**** Record excerpts ****

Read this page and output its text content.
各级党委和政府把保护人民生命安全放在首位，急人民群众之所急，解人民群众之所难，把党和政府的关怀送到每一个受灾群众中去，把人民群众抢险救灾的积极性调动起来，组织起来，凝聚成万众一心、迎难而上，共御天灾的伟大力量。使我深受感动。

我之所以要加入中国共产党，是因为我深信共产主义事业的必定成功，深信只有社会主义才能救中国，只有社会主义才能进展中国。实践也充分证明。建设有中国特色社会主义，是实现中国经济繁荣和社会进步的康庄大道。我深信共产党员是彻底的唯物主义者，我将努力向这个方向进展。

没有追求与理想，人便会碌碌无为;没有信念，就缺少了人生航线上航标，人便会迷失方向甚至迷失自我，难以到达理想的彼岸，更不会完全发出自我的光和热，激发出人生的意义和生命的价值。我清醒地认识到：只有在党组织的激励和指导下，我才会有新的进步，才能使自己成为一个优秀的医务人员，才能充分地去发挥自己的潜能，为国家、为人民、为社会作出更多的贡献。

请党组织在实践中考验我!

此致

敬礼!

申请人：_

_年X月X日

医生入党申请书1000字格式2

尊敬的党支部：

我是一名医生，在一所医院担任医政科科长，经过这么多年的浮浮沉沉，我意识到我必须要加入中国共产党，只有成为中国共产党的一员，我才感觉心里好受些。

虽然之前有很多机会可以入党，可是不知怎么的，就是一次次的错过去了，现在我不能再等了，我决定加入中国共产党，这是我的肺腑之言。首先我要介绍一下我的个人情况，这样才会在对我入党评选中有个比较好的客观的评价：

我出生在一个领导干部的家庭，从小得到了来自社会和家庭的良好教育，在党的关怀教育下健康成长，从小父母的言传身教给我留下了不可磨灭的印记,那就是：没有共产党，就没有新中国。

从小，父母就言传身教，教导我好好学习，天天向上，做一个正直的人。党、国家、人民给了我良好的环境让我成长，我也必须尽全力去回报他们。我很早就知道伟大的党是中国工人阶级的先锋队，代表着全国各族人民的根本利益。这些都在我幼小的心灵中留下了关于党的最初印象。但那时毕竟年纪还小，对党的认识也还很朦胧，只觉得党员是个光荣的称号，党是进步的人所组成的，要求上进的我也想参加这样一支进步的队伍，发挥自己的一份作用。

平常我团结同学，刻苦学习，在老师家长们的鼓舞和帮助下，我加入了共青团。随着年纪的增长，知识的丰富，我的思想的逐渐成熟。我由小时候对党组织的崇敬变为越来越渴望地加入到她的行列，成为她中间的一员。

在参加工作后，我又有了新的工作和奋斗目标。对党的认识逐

****

- Task
The records above must be repeated exactly, every one of them.

- Exercise answer
Read this page and output its text content.
各级党委和政府把保护人民生命安全放在首位，急人民群众之所急，解人民群众之所难，把党和政府的关怀送到每一个受灾群众中去，把人民群众抢险救灾的积极性调动起来，组织起来，凝聚成万众一心、迎难而上，共御天灾的伟大力量。使我深受感动。

我之所以要加入中国共产党，是因为我深信共产主义事业的必定成功，深信只有社会主义才能救中国，只有社会主义才能进展中国。实践也充分证明。建设有中国特色社会主义，是实现中国经济繁荣和社会进步的康庄大道。我深信共产党员是彻底的唯物主义者，我将努力向这个方向进展。

没有追求与理想，人便会碌碌无为;没有信念，就缺少了人生航线上航标，人便会迷失方向甚至迷失自我，难以到达理想的彼岸，更不会完全发出自我的光和热，激发出人生的意义和生命的价值。我清醒地认识到：只有在党组织的激励和指导下，我才会有新的进步，才能使自己成为一个优秀的医务人员，才能充分地去发挥自己的潜能，为国家、为人民、为社会作出更多的贡献。

请党组织在实践中考验我!

此致

敬礼!

申请人：_

_年X月X日

医生入党申请书1000字格式2

尊敬的党支部：

我是一名医生，在一所医院担任医政科科长，经过这么多年的浮浮沉沉，我意识到我必须要加入中国共产党，只有成为中国共产党的一员，我才感觉心里好受些。

虽然之前有很多机会可以入党，可是不知怎么的，就是一次次的错过去了，现在我不能再等了，我决定加入中国共产党，这是我的肺腑之言。首先我要介绍一下我的个人情况，这样才会在对我入党评选中有个比较好的客观的评价：

我出生在一个领导干部的家庭，从小得到了来自社会和家庭的良好教育，在党的关怀教育下健康成长，从小父母的言传身教给我留下了不可磨灭的印记,那就是：没有共产党，就没有新中国。

从小，父母就言传身教，教导我好好学习，天天向上，做一个正直的人。党、国家、人民给了我良好的环境让我成长，我也必须尽全力去回报他们。我很早就知道伟大的党是中国工人阶级的先锋队，代表着全国各族人民的根本利益。这些都在我幼小的心灵中留下了关于党的最初印象。但那时毕竟年纪还小，对党的认识也还很朦胧，只觉得党员是个光荣的称号，党是进步的人所组成的，要求上进的我也想参加这样一支进步的队伍，发挥自己的一份作用。

平常我团结同学，刻苦学习，在老师家长们的鼓舞和帮助下，我加入了共青团。随着年纪的增长，知识的丰富，我的思想的逐渐成熟。我由小时候对党组织的崇敬变为越来越渴望地加入到她的行列，成为她中间的一员。

在参加工作后，我又有了新的工作和奋斗目标。对党的认识逐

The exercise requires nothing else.